> **Short exercise**:
Collect all lines from the records below that include the word "voltage".

-- start of Available records --

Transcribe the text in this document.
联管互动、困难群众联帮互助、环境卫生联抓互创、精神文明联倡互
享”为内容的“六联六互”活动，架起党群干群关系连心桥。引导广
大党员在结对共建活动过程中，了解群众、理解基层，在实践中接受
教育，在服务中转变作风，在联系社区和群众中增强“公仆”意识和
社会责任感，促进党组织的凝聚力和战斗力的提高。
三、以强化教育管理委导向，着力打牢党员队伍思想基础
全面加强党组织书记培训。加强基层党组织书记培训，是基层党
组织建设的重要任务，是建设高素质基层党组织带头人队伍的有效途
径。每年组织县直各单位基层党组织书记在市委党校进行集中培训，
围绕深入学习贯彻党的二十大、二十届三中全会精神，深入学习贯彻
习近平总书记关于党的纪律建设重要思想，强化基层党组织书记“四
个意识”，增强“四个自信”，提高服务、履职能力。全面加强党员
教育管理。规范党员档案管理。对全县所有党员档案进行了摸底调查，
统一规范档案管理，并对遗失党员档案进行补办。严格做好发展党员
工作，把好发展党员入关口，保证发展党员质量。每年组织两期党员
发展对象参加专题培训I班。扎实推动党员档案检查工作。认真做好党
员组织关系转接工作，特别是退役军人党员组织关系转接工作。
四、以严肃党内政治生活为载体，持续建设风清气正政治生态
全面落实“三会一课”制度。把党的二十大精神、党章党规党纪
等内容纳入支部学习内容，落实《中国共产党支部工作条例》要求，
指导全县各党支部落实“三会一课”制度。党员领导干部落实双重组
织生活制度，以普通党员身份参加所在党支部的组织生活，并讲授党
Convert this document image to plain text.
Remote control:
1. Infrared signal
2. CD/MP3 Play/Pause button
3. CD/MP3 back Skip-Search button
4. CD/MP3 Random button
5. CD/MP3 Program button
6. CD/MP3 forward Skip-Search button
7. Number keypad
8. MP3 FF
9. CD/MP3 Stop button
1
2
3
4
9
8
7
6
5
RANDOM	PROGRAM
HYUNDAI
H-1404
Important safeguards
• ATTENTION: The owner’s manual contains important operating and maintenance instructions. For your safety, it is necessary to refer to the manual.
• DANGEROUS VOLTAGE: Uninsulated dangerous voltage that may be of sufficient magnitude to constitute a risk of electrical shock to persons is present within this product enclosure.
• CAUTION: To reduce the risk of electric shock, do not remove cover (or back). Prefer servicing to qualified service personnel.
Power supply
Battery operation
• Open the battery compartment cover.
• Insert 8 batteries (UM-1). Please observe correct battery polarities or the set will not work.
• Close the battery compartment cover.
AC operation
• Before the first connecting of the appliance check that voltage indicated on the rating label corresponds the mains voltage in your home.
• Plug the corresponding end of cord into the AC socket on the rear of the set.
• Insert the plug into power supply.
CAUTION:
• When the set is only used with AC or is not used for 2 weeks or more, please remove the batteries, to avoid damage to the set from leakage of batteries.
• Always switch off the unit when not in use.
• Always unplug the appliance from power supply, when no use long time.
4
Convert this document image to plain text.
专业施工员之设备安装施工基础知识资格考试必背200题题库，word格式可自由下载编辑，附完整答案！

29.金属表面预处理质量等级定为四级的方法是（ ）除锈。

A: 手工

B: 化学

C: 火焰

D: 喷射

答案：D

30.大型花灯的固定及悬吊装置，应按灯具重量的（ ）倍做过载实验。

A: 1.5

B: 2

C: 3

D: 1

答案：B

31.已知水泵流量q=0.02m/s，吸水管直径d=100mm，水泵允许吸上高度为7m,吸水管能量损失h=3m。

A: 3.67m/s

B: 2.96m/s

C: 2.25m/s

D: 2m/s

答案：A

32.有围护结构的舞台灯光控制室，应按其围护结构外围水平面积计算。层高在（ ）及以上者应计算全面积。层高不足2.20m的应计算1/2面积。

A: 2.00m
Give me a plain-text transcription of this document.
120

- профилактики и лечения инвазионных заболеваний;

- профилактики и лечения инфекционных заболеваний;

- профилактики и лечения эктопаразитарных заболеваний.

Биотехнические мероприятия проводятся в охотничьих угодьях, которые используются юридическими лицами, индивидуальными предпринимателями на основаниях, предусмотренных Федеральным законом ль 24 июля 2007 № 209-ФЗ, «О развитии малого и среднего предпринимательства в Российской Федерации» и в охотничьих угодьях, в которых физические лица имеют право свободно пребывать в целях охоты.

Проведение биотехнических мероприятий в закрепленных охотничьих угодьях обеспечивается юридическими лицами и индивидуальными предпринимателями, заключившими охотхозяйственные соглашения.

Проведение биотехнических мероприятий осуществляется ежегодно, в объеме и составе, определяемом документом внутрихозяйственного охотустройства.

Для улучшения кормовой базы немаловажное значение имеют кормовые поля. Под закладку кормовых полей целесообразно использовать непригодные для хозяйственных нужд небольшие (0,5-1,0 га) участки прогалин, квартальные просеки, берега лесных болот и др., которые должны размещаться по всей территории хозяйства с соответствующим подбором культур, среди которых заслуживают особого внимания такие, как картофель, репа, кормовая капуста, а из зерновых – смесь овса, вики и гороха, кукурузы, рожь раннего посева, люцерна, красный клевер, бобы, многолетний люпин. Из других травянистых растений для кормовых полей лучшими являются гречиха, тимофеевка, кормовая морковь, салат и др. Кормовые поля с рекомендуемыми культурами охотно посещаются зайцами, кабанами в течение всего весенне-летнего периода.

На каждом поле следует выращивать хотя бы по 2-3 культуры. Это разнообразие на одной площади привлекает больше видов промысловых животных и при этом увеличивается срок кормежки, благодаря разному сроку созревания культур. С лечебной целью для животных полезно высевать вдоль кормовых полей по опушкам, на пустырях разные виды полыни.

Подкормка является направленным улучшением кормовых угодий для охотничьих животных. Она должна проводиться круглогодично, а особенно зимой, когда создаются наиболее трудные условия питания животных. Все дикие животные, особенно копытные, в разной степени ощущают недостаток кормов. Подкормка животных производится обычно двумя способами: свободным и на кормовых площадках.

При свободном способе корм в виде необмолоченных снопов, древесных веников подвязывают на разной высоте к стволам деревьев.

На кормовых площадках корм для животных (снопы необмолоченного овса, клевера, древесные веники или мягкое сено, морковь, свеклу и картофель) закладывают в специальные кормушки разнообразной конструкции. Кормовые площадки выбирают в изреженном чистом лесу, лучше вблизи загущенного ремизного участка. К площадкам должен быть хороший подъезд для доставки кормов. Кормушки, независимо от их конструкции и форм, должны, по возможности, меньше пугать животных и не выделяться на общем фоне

-- end of Available records --

> **Answer for this exercise**:
• DANGEROUS VOLTAGE: Uninsulated dangerous voltage that may be of sufficient magnitude to constitute a risk of electrical shock to persons is present within this product enclosure.
• Before the first connecting of the appliance check that voltage indicated on the rating label corresponds the mains voltage in your home.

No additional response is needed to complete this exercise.